## EXTRACT
Presence of dysfunctional soluble guanylate cyclase in mesenteric resistance arteries from rats with mild ligature-induced periodontitis

Periodontitis is notable for its high prevalence in the oral cavity and its association with systemic diseases. Functional alterations in vasomotor activity occur in the arteries of rats with mild periodontitis, primarily due to decreased soluble guanylate cyclase (sGC) enzyme activity. This study aims to investigate the functional response of mesenteric resistance arteries (MRA) obtained from rats with mild periodontitis. Vascular reactivity of MRAs from rats in the ligature (L) or sham (S) groups was assessed using a wire myograph. Additionally, antioxidant enzyme activity, the presence of nitrated proteins, cyclic guanosine monophosphate (cGMP) levels, and electron paramagnetic resonance (EPR) spectroscopy were analyzed. The MRAs from the L group showed lower pD2 values in response to sodium nitroprusside or sildenafil and decreased Emax to the sGC stimulator Bay 41–2271 compared to the S group. However, no differences were observed between the groups with respect to the sGC activator Bay 60–2770. The L group exhibited increased nitrotyrosine protein expression, enhanced catalase activity, and reduced superoxide dismutase activity, along with decreased cGMP content after SNP stimulation. The EPR spectrum of the L group showed a weak peak at g 6.00, compared to the S group, confirming the oxidation of sGC heme-iron (Fe⁺²) to heme-Fe⁺³. In the early phase of bilateral ligature-induced periodontitis in rats, functional changes in the nitric oxide (NO)-cGMP pathway occur in the MRA due to reduced sGC activity and excessive production of iNOS-derived NO, superoxide anion, or a combination of both.

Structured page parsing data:
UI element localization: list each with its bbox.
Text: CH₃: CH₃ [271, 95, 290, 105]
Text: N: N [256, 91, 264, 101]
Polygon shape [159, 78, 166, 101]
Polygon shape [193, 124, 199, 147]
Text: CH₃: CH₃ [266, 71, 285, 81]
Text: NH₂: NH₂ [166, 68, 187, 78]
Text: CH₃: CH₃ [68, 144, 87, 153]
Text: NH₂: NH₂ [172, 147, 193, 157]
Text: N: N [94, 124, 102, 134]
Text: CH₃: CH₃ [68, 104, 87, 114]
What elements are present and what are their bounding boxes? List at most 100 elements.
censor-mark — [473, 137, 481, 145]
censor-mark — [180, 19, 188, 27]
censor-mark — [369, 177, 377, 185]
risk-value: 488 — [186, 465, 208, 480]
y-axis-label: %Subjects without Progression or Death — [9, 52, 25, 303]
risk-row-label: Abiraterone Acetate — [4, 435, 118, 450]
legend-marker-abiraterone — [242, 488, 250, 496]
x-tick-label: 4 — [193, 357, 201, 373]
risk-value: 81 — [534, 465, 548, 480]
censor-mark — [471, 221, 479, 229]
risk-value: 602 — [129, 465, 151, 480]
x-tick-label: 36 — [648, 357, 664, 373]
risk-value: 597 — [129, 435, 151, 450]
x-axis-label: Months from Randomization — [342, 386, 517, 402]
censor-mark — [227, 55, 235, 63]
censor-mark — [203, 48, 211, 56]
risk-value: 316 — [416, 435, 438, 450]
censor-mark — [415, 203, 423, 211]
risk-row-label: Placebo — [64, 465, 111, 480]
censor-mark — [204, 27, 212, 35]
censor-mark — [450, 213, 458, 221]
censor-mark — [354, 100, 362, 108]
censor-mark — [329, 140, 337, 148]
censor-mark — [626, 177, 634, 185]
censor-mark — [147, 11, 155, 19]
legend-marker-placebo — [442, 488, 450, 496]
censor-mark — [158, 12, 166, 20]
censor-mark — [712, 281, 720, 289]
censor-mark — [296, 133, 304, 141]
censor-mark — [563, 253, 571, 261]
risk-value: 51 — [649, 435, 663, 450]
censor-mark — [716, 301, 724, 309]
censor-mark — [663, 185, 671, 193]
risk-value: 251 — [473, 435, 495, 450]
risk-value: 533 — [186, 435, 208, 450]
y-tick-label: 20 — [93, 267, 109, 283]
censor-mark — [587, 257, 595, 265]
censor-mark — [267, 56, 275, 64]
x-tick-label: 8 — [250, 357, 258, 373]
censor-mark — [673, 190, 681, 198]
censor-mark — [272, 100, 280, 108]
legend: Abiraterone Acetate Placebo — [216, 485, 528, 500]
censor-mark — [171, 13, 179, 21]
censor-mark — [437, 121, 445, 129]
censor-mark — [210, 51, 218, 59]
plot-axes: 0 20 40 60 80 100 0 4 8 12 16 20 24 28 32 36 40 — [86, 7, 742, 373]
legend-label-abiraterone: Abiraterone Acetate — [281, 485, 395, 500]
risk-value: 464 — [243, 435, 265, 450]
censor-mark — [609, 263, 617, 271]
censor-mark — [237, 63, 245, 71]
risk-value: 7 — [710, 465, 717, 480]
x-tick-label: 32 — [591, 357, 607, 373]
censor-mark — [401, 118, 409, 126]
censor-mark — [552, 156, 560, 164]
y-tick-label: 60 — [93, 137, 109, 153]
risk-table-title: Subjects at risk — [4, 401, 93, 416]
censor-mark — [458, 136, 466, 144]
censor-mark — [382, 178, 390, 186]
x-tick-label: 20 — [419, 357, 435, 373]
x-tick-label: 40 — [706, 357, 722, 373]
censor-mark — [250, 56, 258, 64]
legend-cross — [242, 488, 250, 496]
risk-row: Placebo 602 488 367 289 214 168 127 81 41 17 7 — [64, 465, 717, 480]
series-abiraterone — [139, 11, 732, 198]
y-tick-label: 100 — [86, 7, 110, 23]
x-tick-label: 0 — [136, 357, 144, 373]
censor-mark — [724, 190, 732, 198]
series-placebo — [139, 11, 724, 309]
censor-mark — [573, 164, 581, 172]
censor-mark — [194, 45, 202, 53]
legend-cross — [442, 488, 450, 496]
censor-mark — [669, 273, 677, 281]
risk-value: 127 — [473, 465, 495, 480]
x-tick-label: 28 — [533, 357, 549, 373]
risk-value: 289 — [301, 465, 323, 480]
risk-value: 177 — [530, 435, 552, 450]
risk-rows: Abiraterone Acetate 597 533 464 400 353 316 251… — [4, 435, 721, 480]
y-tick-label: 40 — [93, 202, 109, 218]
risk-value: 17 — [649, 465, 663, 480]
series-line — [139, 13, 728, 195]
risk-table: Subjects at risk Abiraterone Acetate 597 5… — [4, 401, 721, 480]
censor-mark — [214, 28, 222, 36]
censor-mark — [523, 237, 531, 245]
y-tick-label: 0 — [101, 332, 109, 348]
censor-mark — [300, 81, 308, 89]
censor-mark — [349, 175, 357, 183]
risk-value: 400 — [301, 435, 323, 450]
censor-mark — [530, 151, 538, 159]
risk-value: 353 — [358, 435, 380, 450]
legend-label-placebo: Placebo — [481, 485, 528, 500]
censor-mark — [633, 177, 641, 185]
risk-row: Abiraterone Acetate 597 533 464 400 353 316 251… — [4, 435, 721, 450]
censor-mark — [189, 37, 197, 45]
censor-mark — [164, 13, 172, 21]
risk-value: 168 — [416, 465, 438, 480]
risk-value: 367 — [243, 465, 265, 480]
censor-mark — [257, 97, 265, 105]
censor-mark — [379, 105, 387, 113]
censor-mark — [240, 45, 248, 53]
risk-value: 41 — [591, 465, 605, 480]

## PROBLEM DESCRIPTION
Translate this sentence from the periodontitis abstract into Spanish: "This study aims to investigate the functional response of mesenteric resistance arteries (MRA) obtained from rats with mild periodontitis." The records are not needed for any of this.

## SOLUTION FOR THIS TASK
Este estudio tiene como objetivo investigar la respuesta funcional de las arterias de resistencia mesentéricas (MRA) obtenidas de ratas con periodontitis leve.